Check each line of the material below for "Heure". Report how many have it, with no other words.

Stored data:
** START **

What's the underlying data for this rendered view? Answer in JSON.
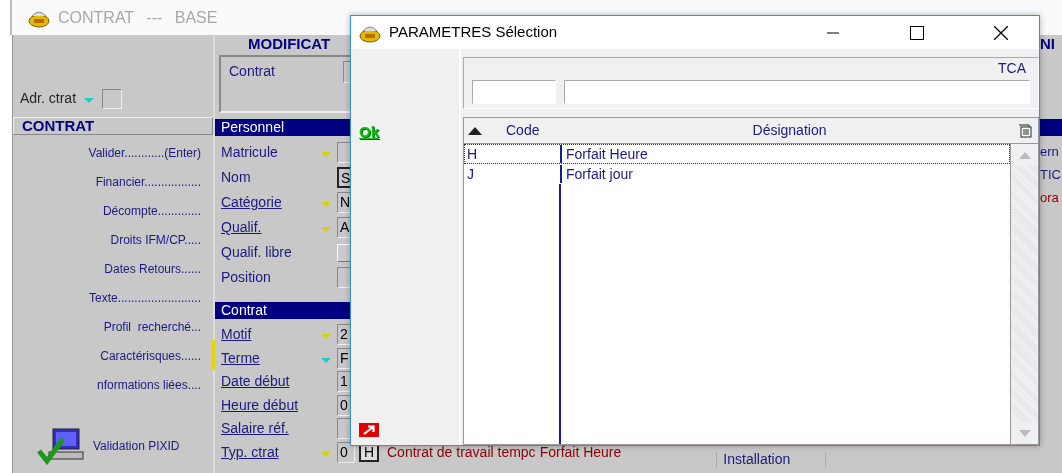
{
  "app_window": {
    "title": "CONTRAT --- BASE"
  },
  "sidebar": {
    "address": {
      "label": "Adr. ctrat",
      "color": "#20c8d0"
    },
    "header": "CONTRAT",
    "items": [
      "Valider............(Enter)",
      "Financier.................",
      "Décompte.............",
      "Droits IFM/CP.....",
      "Dates Retours......",
      "Texte.........................",
      "Profil  recherché...",
      "Caractérisques......",
      "nformations liées...."
    ],
    "pixid": "Validation PIXID"
  },
  "main": {
    "heading": "MODIFICAT",
    "contract_box_label": "Contrat",
    "sections": [
      {
        "title": "Personnel",
        "fields": [
          {
            "label": "Matricule",
            "underlined": false,
            "color": "#d8d000",
            "kind": "input"
          },
          {
            "label": "Nom",
            "underlined": false,
            "kind": "input",
            "value": "S",
            "bold_border": true
          },
          {
            "label": "Catégorie",
            "underlined": true,
            "color": "#d8d000",
            "kind": "input",
            "value": "N"
          },
          {
            "label": "Qualif.",
            "underlined": true,
            "color": "#d8d000",
            "kind": "input",
            "value": "A"
          },
          {
            "label": "Qualif. libre",
            "underlined": false,
            "kind": "button"
          },
          {
            "label": "Position",
            "underlined": false,
            "kind": "input"
          }
        ]
      },
      {
        "title": "Contrat",
        "fields": [
          {
            "label": "Motif",
            "underlined": true,
            "color": "#d8d000",
            "kind": "input",
            "value": "2"
          },
          {
            "label": "Terme",
            "underlined": true,
            "color": "#20c8d0",
            "kind": "input",
            "value": "F"
          },
          {
            "label": "Date début",
            "underlined": true,
            "kind": "input",
            "value": "1"
          },
          {
            "label": "Heure début",
            "underlined": true,
            "kind": "input",
            "value": "0"
          },
          {
            "label": "Salaire réf.",
            "underlined": true,
            "kind": "input"
          },
          {
            "label": "Typ. ctrat",
            "underlined": true,
            "color": "#d8d000",
            "kind": "input",
            "value": "0",
            "code": "H",
            "description": "Contrat de travail tempc",
            "designation": "Forfait Heure"
          }
        ]
      }
    ],
    "bottom_cell": "Installation"
  },
  "right_panel": {
    "heading": "NI",
    "texts": [
      "ern",
      "TIC",
      "ora"
    ]
  },
  "dialog": {
    "title": "PARAMETRES Sélection",
    "ok": "Ok",
    "filter_label": "TCA",
    "table": {
      "columns": [
        "Code",
        "Désignation"
      ],
      "rows": [
        {
          "code": "H",
          "designation": "Forfait Heure",
          "selected": true
        },
        {
          "code": "J",
          "designation": "Forfait jour",
          "selected": false
        }
      ]
    }
  }
}
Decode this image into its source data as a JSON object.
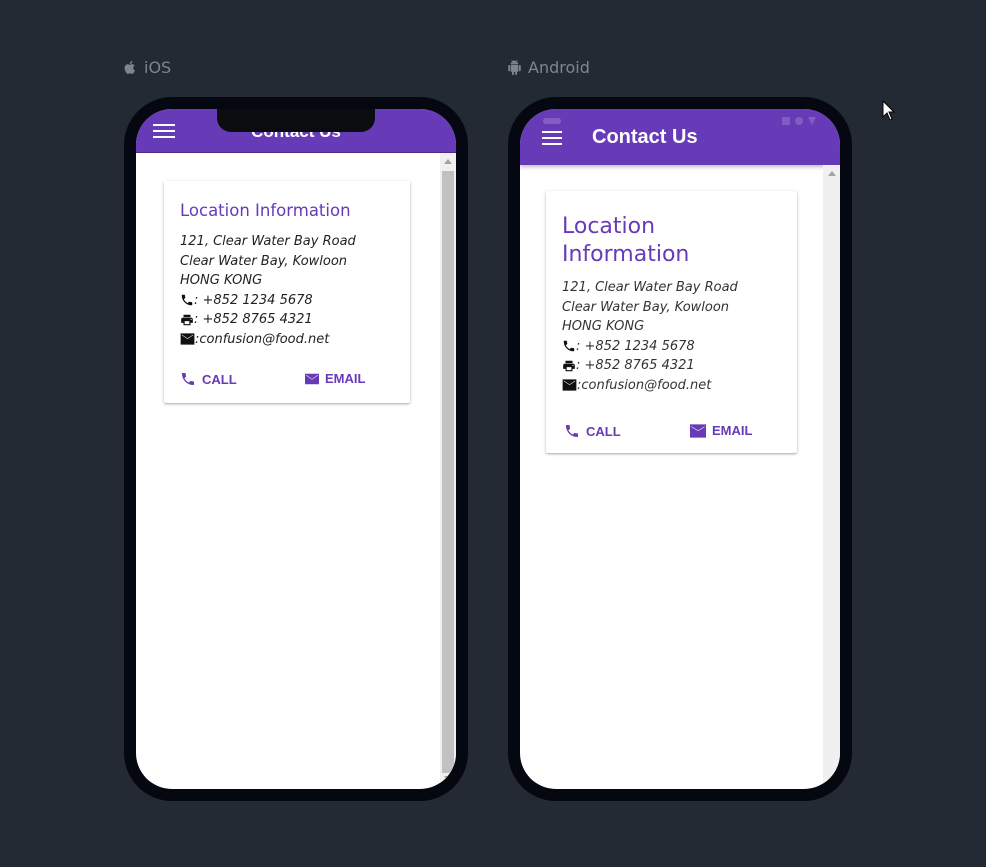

** END **

Reply: 3